> [TASK INSTRUCTIONS] Copy every line of the entries that includes the word "kami".

> [ENTRIES]
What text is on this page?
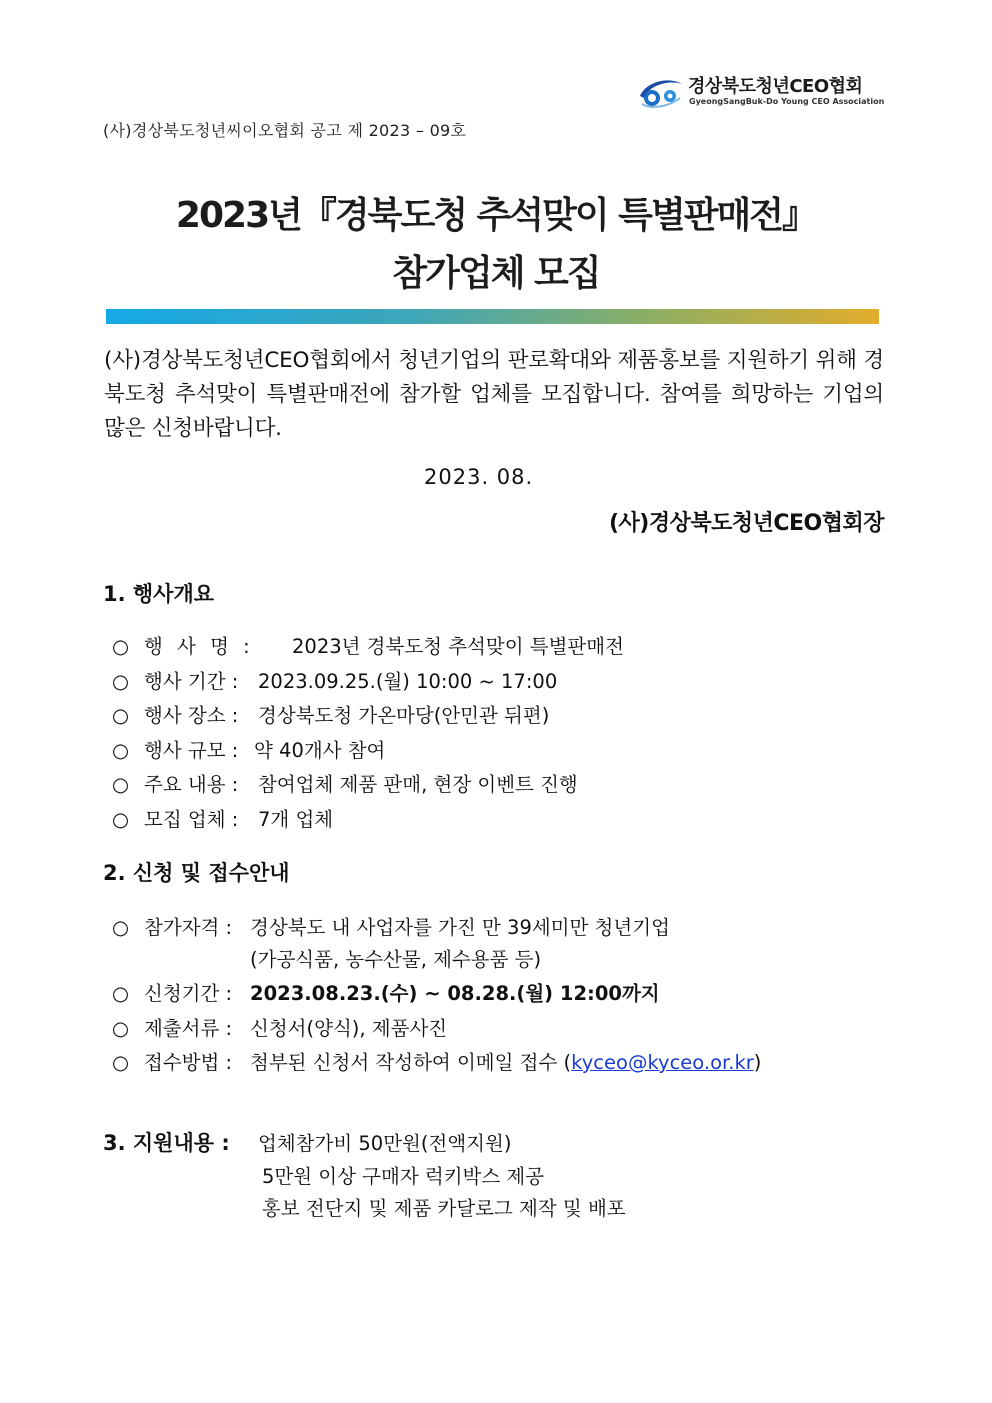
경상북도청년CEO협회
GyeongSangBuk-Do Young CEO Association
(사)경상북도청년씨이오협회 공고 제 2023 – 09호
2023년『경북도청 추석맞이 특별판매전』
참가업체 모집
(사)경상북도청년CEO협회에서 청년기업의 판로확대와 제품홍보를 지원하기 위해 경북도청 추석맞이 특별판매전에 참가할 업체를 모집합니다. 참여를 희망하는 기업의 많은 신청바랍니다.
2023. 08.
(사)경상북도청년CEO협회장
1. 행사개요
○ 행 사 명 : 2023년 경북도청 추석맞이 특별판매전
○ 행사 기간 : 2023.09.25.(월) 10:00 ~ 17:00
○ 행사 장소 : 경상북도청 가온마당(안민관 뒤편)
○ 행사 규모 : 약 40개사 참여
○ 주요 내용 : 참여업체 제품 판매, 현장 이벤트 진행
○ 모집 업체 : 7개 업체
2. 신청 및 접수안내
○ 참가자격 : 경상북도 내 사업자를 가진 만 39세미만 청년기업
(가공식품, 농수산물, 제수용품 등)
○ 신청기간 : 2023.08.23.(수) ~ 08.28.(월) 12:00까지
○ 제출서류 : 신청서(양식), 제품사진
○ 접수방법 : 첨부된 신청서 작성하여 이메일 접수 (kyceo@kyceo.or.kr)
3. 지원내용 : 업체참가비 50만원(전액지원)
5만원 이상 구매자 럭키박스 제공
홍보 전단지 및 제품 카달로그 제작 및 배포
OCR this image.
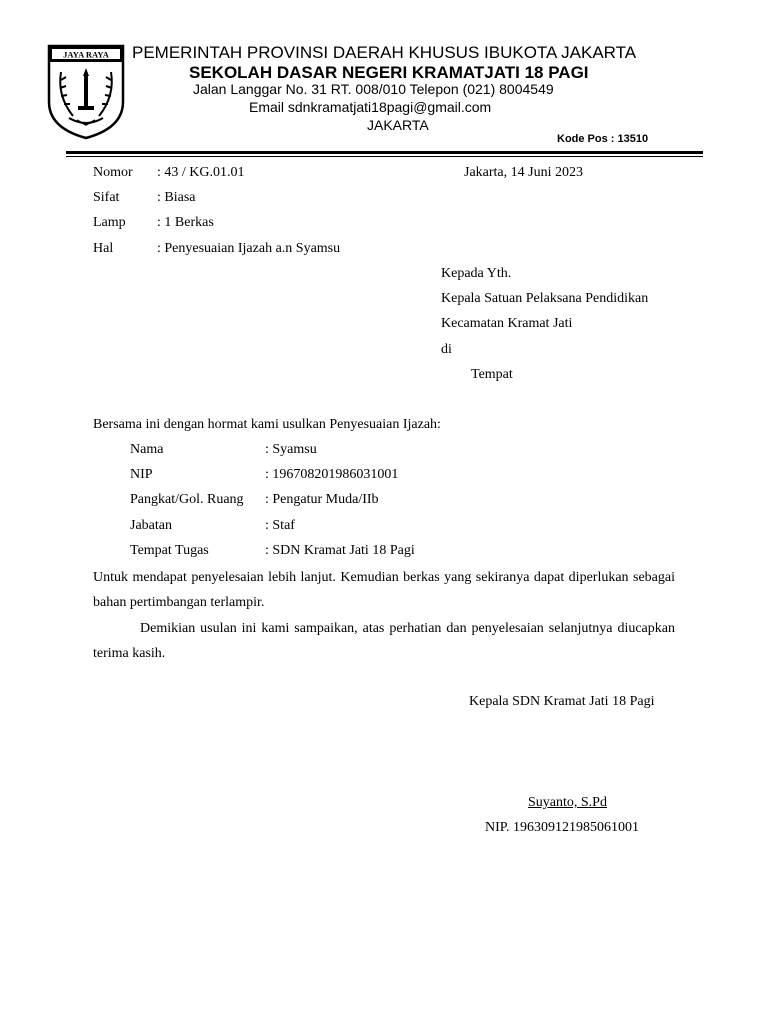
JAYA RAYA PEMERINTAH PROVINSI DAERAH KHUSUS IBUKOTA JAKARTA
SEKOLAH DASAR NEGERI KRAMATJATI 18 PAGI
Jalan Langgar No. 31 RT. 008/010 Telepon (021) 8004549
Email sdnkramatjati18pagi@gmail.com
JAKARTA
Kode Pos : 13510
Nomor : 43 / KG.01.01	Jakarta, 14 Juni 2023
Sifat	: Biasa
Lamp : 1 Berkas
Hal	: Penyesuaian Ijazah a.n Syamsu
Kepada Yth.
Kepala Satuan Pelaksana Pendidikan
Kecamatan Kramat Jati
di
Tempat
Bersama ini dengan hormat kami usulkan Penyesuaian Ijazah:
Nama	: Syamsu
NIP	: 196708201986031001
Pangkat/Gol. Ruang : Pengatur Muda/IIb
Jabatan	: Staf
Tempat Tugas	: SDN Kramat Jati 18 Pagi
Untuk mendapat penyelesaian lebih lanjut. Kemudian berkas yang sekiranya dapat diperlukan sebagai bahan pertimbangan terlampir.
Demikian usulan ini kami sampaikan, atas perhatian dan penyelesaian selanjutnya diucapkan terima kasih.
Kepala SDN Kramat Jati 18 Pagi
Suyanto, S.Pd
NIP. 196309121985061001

> [TASK RESPONSE]
Bersama ini dengan hormat kami usulkan Penyesuaian Ijazah:
Demikian usulan ini kami sampaikan, atas perhatian dan penyelesaian selanjutnya diucapkan terima kasih.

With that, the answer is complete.